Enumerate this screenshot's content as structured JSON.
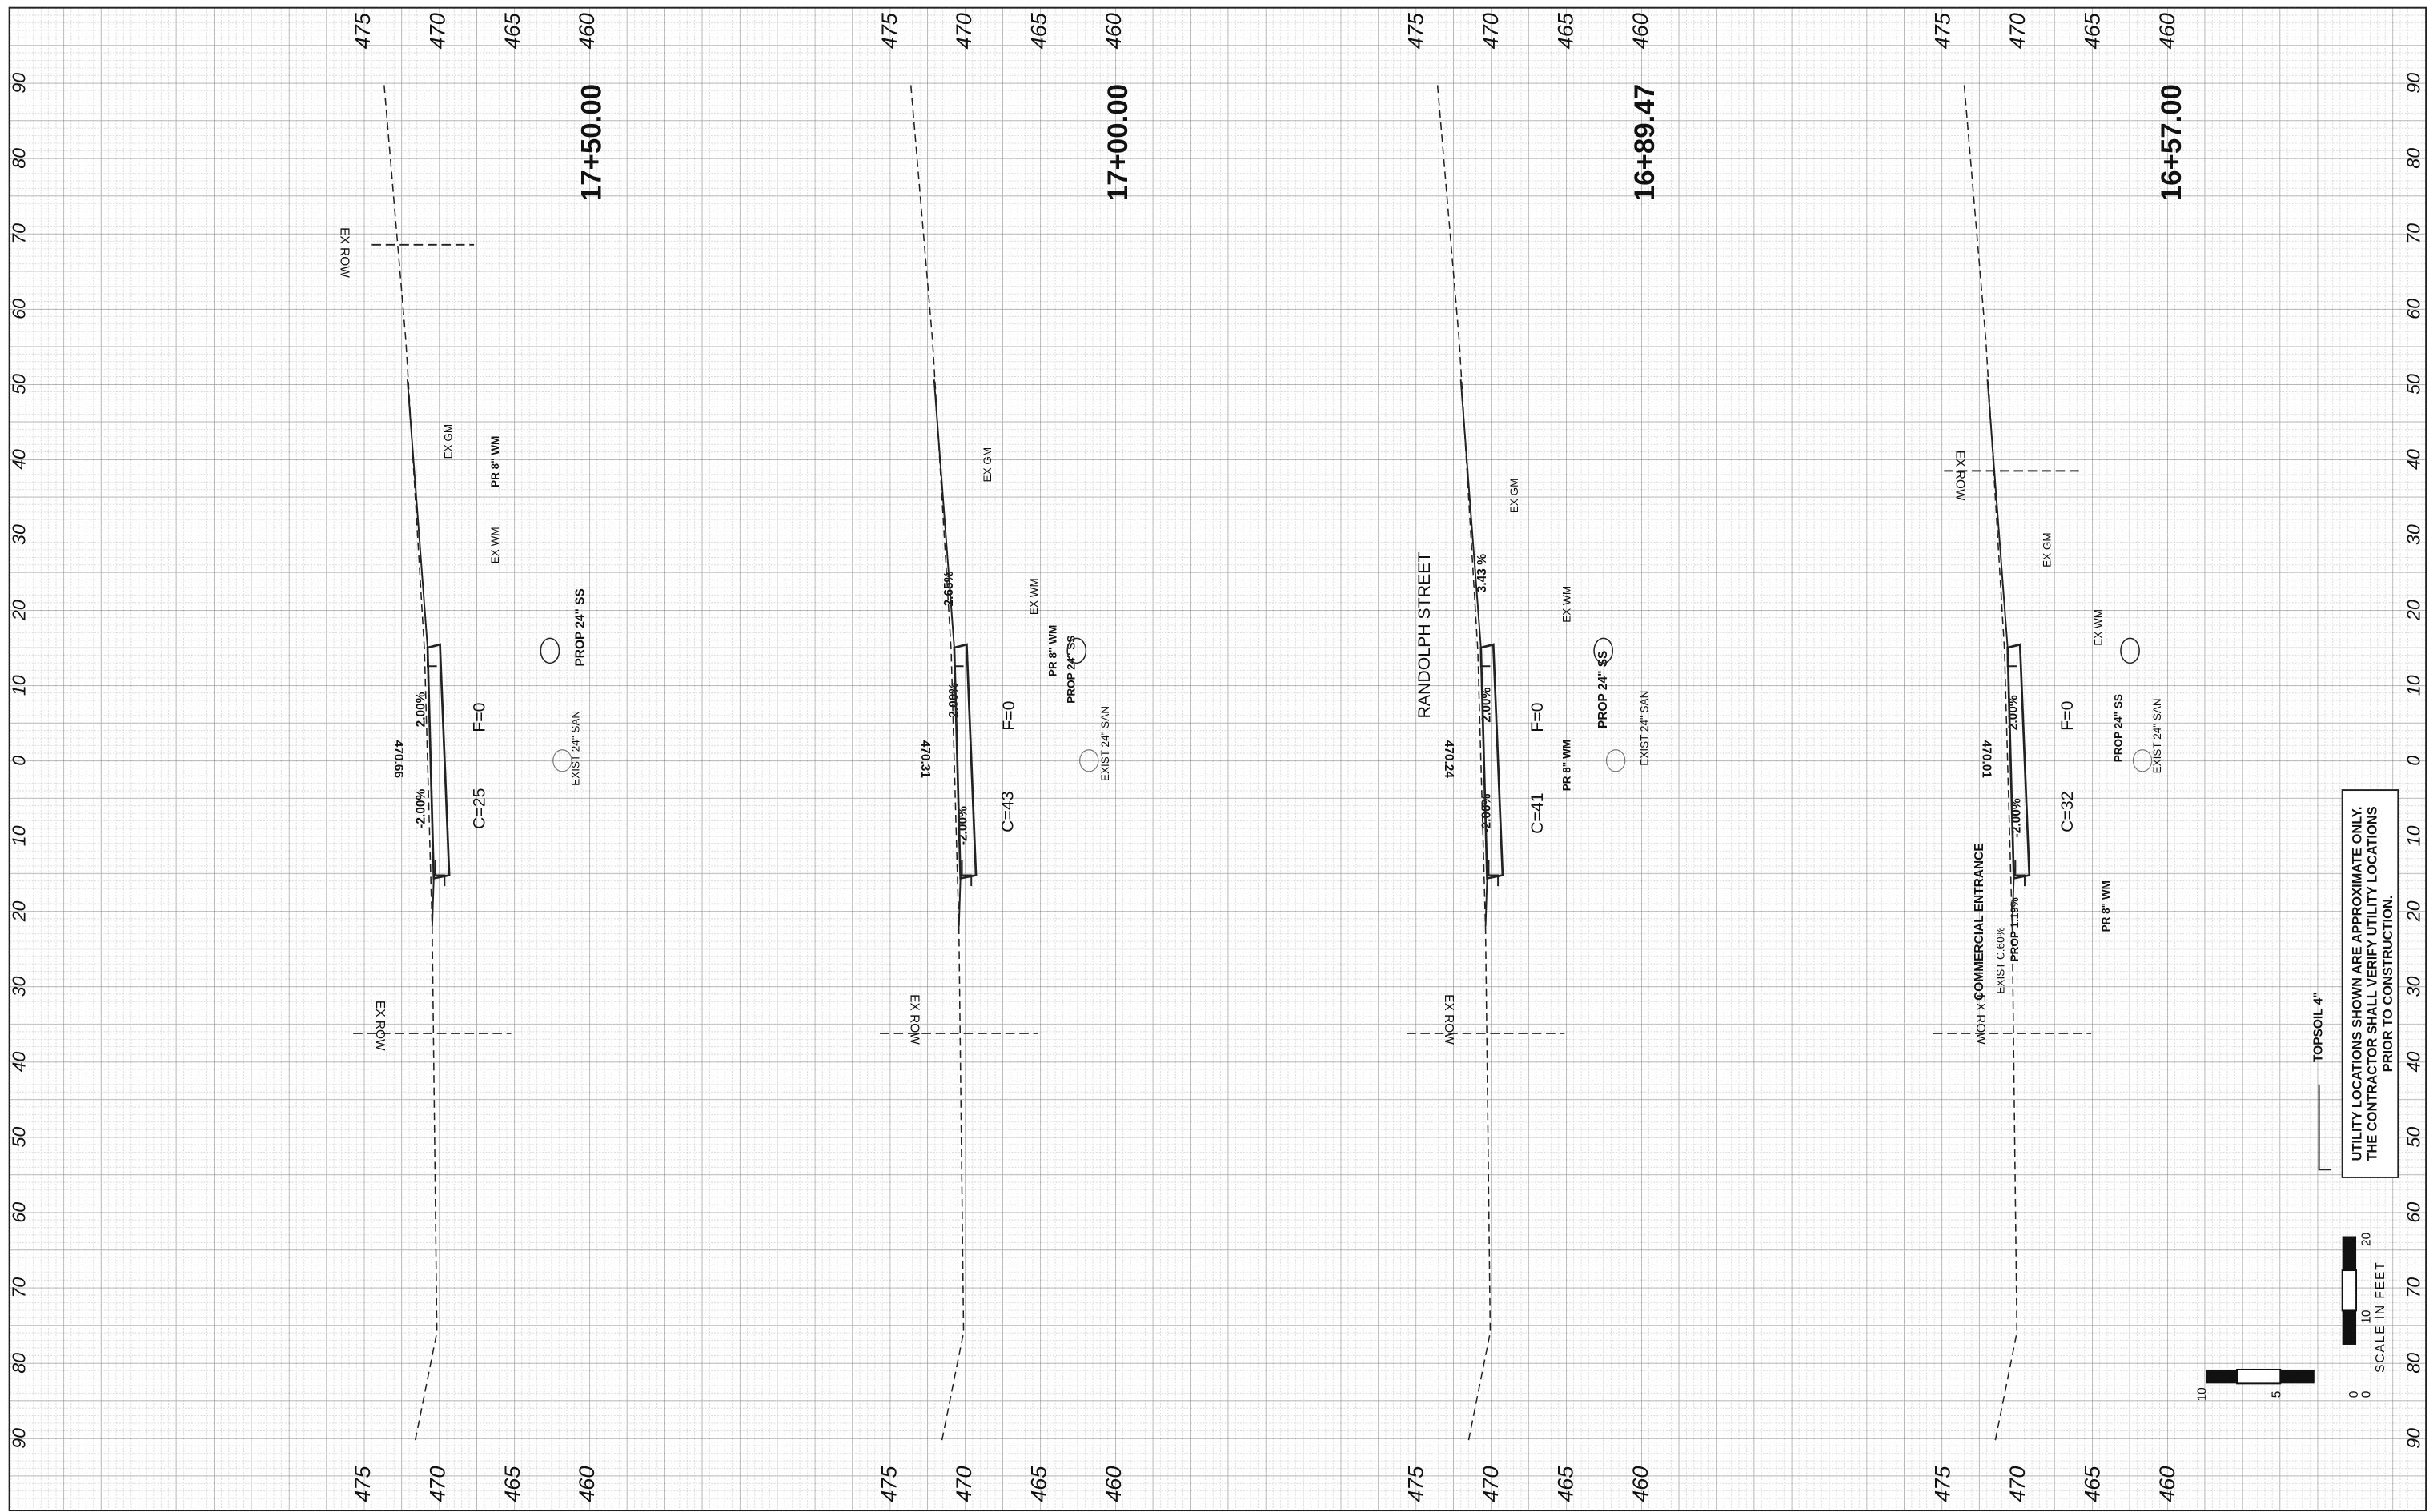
{
  "offset_labels": [
    "90",
    "80",
    "70",
    "60",
    "50",
    "40",
    "30",
    "20",
    "10",
    "0",
    "10",
    "20",
    "30",
    "40",
    "50",
    "60",
    "70",
    "80",
    "90"
  ],
  "sections": [
    {
      "station": "17+50.00",
      "elevations_top": [
        "475",
        "470",
        "465",
        "460"
      ],
      "elevations_bottom": [
        "475",
        "470",
        "465",
        "460"
      ],
      "annotations": [
        "EX ROW",
        "EX GM",
        "PR 8\" WM",
        "EX WM",
        "PROP 24\" SS",
        "2.00%",
        "F=0",
        "470.66",
        "EXIST 24\" SAN",
        "-2.00%",
        "C=25",
        "EX ROW"
      ]
    },
    {
      "station": "17+00.00",
      "elevations_top": [
        "475",
        "470",
        "465",
        "460"
      ],
      "elevations_bottom": [
        "475",
        "470",
        "465",
        "460"
      ],
      "annotations": [
        "EX GM",
        "2.65%",
        "EX WM",
        "PR 8\" WM",
        "PROP 24\" SS",
        "2.00%",
        "F=0",
        "470.31",
        "EXIST 24\" SAN",
        "-2.00%",
        "C=43",
        "EX ROW"
      ]
    },
    {
      "station": "16+89.47",
      "elevations_top": [
        "475",
        "470",
        "465",
        "460"
      ],
      "elevations_bottom": [
        "475",
        "470",
        "465",
        "460"
      ],
      "annotations": [
        "EX GM",
        "3.43 %",
        "RANDOLPH STREET",
        "EX WM",
        "PROP 24\" SS",
        "2.00%",
        "F=0",
        "470.24",
        "PR 8\" WM",
        "EXIST 24\" SAN",
        "-2.00%",
        "C=41",
        "EX ROW"
      ]
    },
    {
      "station": "16+57.00",
      "elevations_top": [
        "475",
        "470",
        "465",
        "460"
      ],
      "elevations_bottom": [
        "475",
        "470",
        "465",
        "460"
      ],
      "annotations": [
        "EX ROW",
        "EX GM",
        "EX WM",
        "2.00%",
        "F=0",
        "PROP 24\" SS",
        "470.01",
        "EXIST 24\" SAN",
        "-2.00%",
        "C=32",
        "COMMERCIAL ENTRANCE",
        "PROP 1.19%",
        "EXIST C.60%",
        "PR 8\" WM",
        "EX ROW"
      ]
    }
  ],
  "notes": {
    "topsoil": "TOPSOIL 4\"",
    "utility": [
      "UTILITY LOCATIONS SHOWN ARE APPROXIMATE ONLY.",
      "THE CONTRACTOR SHALL VERIFY UTILITY LOCATIONS",
      "PRIOR TO CONSTRUCTION."
    ]
  },
  "scale": {
    "title": "SCALE IN FEET",
    "horizontal": [
      "10",
      "5",
      "0"
    ],
    "vertical": [
      "0",
      "10",
      "20"
    ]
  }
}
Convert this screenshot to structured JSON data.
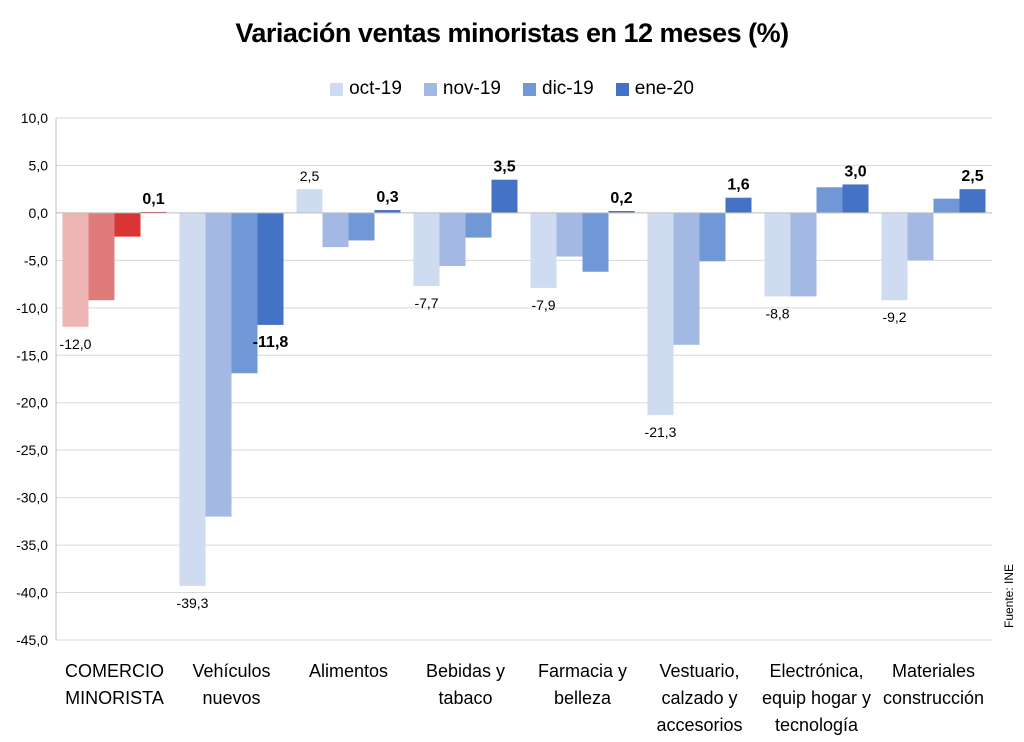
{
  "title": "Variación ventas minoristas en 12 meses (%)",
  "source": "Fuente: INE",
  "colors": {
    "series": [
      "#cfdbf0",
      "#a3b9e3",
      "#7198d6",
      "#4472c4"
    ],
    "highlight_series": [
      "#eeb5b5",
      "#e07b7b",
      "#d93535",
      "#c00000"
    ],
    "grid": "#d9d9d9"
  },
  "chart_data": {
    "type": "bar",
    "title": "Variación ventas minoristas en 12 meses (%)",
    "ylim": [
      -45,
      10
    ],
    "ytick_step": 5,
    "ytick_labels": [
      "10,0",
      "5,0",
      "0,0",
      "-5,0",
      "-10,0",
      "-15,0",
      "-20,0",
      "-25,0",
      "-30,0",
      "-35,0",
      "-40,0",
      "-45,0"
    ],
    "grid": true,
    "legend": "top",
    "categories": [
      [
        "COMERCIO",
        "MINORISTA"
      ],
      [
        "Vehículos",
        "nuevos"
      ],
      [
        "Alimentos"
      ],
      [
        "Bebidas y",
        "tabaco"
      ],
      [
        "Farmacia y",
        "belleza"
      ],
      [
        "Vestuario,",
        "calzado y",
        "accesorios"
      ],
      [
        "Electrónica,",
        "equip hogar y",
        "tecnología"
      ],
      [
        "Materiales",
        "construcción"
      ]
    ],
    "series": [
      {
        "name": "oct-19",
        "values": [
          -12.0,
          -39.3,
          2.5,
          -7.7,
          -7.9,
          -21.3,
          -8.8,
          -9.2
        ],
        "labels": [
          "-12,0",
          "-39,3",
          "2,5",
          "-7,7",
          "-7,9",
          "-21,3",
          "-8,8",
          "-9,2"
        ]
      },
      {
        "name": "nov-19",
        "values": [
          -9.2,
          -32.0,
          -3.6,
          -5.6,
          -4.6,
          -13.9,
          -8.8,
          -5.0
        ]
      },
      {
        "name": "dic-19",
        "values": [
          -2.5,
          -16.9,
          -2.9,
          -2.6,
          -6.2,
          -5.1,
          2.7,
          1.5
        ]
      },
      {
        "name": "ene-20",
        "values": [
          0.1,
          -11.8,
          0.3,
          3.5,
          0.2,
          1.6,
          3.0,
          2.5
        ],
        "labels": [
          "0,1",
          "-11,8",
          "0,3",
          "3,5",
          "0,2",
          "1,6",
          "3,0",
          "2,5"
        ]
      }
    ]
  }
}
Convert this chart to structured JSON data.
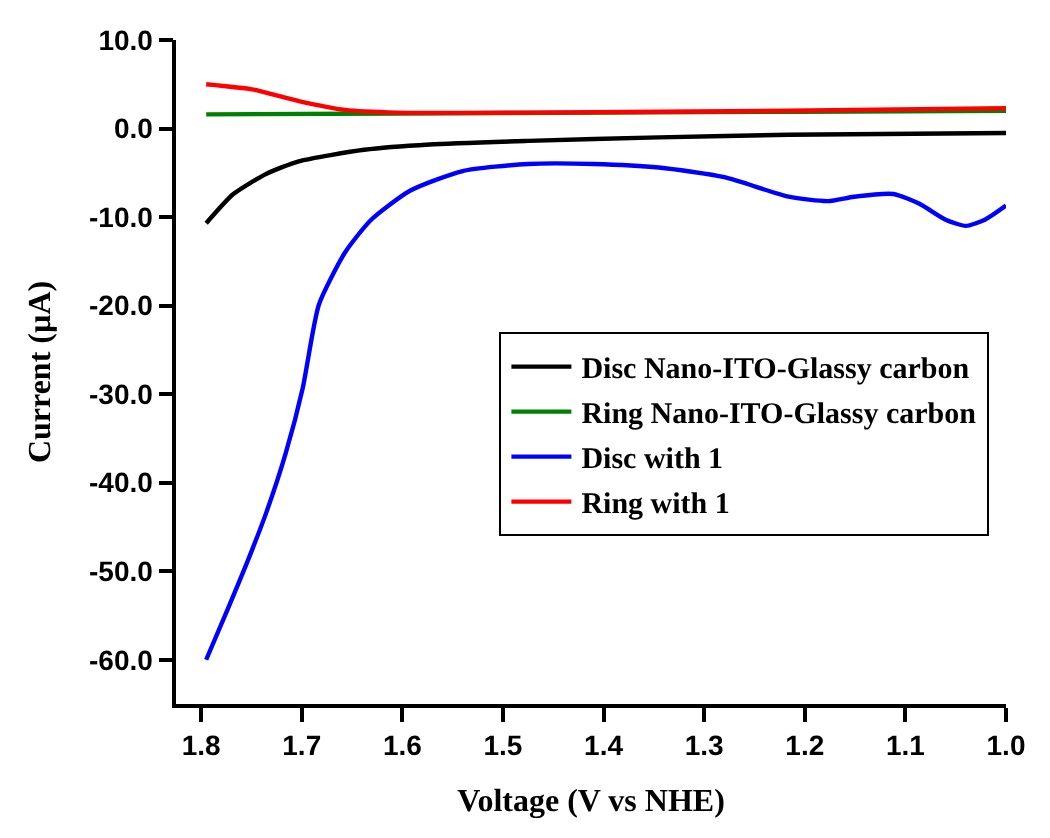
{
  "chart_data": {
    "type": "line",
    "xlabel": "Voltage (V vs NHE)",
    "ylabel": "Current (µA)",
    "xlim": [
      1.825,
      1.0
    ],
    "ylim": [
      -65,
      10
    ],
    "xticks": [
      {
        "value": 1.8,
        "label": "1.8"
      },
      {
        "value": 1.7,
        "label": "1.7"
      },
      {
        "value": 1.6,
        "label": "1.6"
      },
      {
        "value": 1.5,
        "label": "1.5"
      },
      {
        "value": 1.4,
        "label": "1.4"
      },
      {
        "value": 1.3,
        "label": "1.3"
      },
      {
        "value": 1.2,
        "label": "1.2"
      },
      {
        "value": 1.1,
        "label": "1.1"
      },
      {
        "value": 1.0,
        "label": "1.0"
      }
    ],
    "yticks": [
      {
        "value": 10,
        "label": "10.0"
      },
      {
        "value": 0,
        "label": "0.0"
      },
      {
        "value": -10,
        "label": "-10.0"
      },
      {
        "value": -20,
        "label": "-20.0"
      },
      {
        "value": -30,
        "label": "-30.0"
      },
      {
        "value": -40,
        "label": "-40.0"
      },
      {
        "value": -50,
        "label": "-50.0"
      },
      {
        "value": -60,
        "label": "-60.0"
      }
    ],
    "legend": "right",
    "marker": "none",
    "line_style": "solid",
    "series": [
      {
        "name": "Disc Nano-ITO-Glassy carbon",
        "color": "#000000",
        "x": [
          1.795,
          1.768,
          1.735,
          1.703,
          1.638,
          1.573,
          1.475,
          1.345,
          1.216,
          1.0
        ],
        "values": [
          -10.7,
          -7.4,
          -5.1,
          -3.7,
          -2.4,
          -1.8,
          -1.4,
          -1.0,
          -0.7,
          -0.5
        ]
      },
      {
        "name": "Ring Nano-ITO-Glassy carbon",
        "color": "#008000",
        "x": [
          1.795,
          1.6,
          1.4,
          1.2,
          1.0
        ],
        "values": [
          1.6,
          1.7,
          1.8,
          1.9,
          2.0
        ]
      },
      {
        "name": "Disc with 1",
        "color": "#0000ff",
        "x": [
          1.795,
          1.774,
          1.755,
          1.735,
          1.716,
          1.699,
          1.683,
          1.657,
          1.631,
          1.592,
          1.54,
          1.475,
          1.41,
          1.345,
          1.28,
          1.216,
          1.177,
          1.151,
          1.112,
          1.086,
          1.06,
          1.04,
          1.021,
          1.0
        ],
        "values": [
          -60,
          -54.4,
          -49.2,
          -43.3,
          -36.7,
          -29.3,
          -19.9,
          -14.0,
          -10.3,
          -7.0,
          -4.8,
          -4.0,
          -4.0,
          -4.4,
          -5.5,
          -7.7,
          -8.2,
          -7.7,
          -7.4,
          -8.5,
          -10.3,
          -11.0,
          -10.3,
          -8.7
        ]
      },
      {
        "name": "Ring with 1",
        "color": "#ff0000",
        "x": [
          1.795,
          1.748,
          1.703,
          1.657,
          1.605,
          1.475,
          1.216,
          1.0
        ],
        "values": [
          5.0,
          4.4,
          3.1,
          2.1,
          1.8,
          1.8,
          2.0,
          2.3
        ]
      }
    ]
  }
}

**EXERCISE TASK:**
Compute how many lines include the string "minoristas", then give that number by itself.

**RESPONSE BELOW:**
2